STATED PROBLEM: Retype each record shown below, leaving every character as it is.

Start SUPPLIED INFORMATION

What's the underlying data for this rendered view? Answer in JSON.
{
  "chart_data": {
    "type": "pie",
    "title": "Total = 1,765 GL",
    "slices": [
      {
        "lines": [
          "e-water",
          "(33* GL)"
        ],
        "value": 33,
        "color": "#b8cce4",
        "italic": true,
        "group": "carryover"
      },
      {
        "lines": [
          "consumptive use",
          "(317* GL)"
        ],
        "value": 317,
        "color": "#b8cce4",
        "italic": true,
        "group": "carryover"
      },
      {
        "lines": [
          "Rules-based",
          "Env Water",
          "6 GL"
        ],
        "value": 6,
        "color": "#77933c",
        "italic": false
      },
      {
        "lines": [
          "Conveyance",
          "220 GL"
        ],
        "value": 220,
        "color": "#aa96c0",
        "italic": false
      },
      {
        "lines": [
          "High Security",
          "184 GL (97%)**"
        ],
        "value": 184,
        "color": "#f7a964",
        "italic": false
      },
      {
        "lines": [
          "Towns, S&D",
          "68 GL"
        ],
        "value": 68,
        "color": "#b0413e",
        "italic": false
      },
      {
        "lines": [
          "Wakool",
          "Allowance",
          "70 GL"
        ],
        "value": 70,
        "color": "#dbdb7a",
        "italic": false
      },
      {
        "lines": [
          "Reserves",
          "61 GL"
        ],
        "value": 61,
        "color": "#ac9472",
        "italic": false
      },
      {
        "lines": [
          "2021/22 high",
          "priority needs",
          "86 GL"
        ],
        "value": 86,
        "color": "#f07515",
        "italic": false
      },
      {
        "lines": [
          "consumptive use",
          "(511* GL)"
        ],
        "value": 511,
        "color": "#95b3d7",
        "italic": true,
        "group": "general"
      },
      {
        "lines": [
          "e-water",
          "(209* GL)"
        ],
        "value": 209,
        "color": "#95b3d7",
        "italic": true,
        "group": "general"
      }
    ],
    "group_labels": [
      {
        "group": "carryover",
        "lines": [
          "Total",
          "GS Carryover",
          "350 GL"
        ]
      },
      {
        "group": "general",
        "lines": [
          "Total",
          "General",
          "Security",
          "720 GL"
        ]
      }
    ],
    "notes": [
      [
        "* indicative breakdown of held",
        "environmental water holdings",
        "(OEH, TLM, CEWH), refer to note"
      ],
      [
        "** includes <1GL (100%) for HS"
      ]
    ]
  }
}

End SUPPLIED INFORMATION

THE OUTPUT:
What's the underlying data for this rendered view? Answer in JSON.
{
  "chart_data": {
    "type": "pie",
    "title": "Total = 1,765 GL",
    "slices": [
      {
        "lines": [
          "e-water",
          "(33* GL)"
        ],
        "value": 33,
        "color": "#b8cce4",
        "italic": true,
        "group": "carryover"
      },
      {
        "lines": [
          "consumptive use",
          "(317* GL)"
        ],
        "value": 317,
        "color": "#b8cce4",
        "italic": true,
        "group": "carryover"
      },
      {
        "lines": [
          "Rules-based",
          "Env Water",
          "6 GL"
        ],
        "value": 6,
        "color": "#77933c",
        "italic": false
      },
      {
        "lines": [
          "Conveyance",
          "220 GL"
        ],
        "value": 220,
        "color": "#aa96c0",
        "italic": false
      },
      {
        "lines": [
          "High Security",
          "184 GL (97%)**"
        ],
        "value": 184,
        "color": "#f7a964",
        "italic": false
      },
      {
        "lines": [
          "Towns, S&D",
          "68 GL"
        ],
        "value": 68,
        "color": "#b0413e",
        "italic": false
      },
      {
        "lines": [
          "Wakool",
          "Allowance",
          "70 GL"
        ],
        "value": 70,
        "color": "#dbdb7a",
        "italic": false
      },
      {
        "lines": [
          "Reserves",
          "61 GL"
        ],
        "value": 61,
        "color": "#ac9472",
        "italic": false
      },
      {
        "lines": [
          "2021/22 high",
          "priority needs",
          "86 GL"
        ],
        "value": 86,
        "color": "#f07515",
        "italic": false
      },
      {
        "lines": [
          "consumptive use",
          "(511* GL)"
        ],
        "value": 511,
        "color": "#95b3d7",
        "italic": true,
        "group": "general"
      },
      {
        "lines": [
          "e-water",
          "(209* GL)"
        ],
        "value": 209,
        "color": "#95b3d7",
        "italic": true,
        "group": "general"
      }
    ],
    "group_labels": [
      {
        "group": "carryover",
        "lines": [
          "Total",
          "GS Carryover",
          "350 GL"
        ]
      },
      {
        "group": "general",
        "lines": [
          "Total",
          "General",
          "Security",
          "720 GL"
        ]
      }
    ],
    "notes": [
      [
        "* indicative breakdown of held",
        "environmental water holdings",
        "(OEH, TLM, CEWH), refer to note"
      ],
      [
        "** includes <1GL (100%) for HS"
      ]
    ]
  }
}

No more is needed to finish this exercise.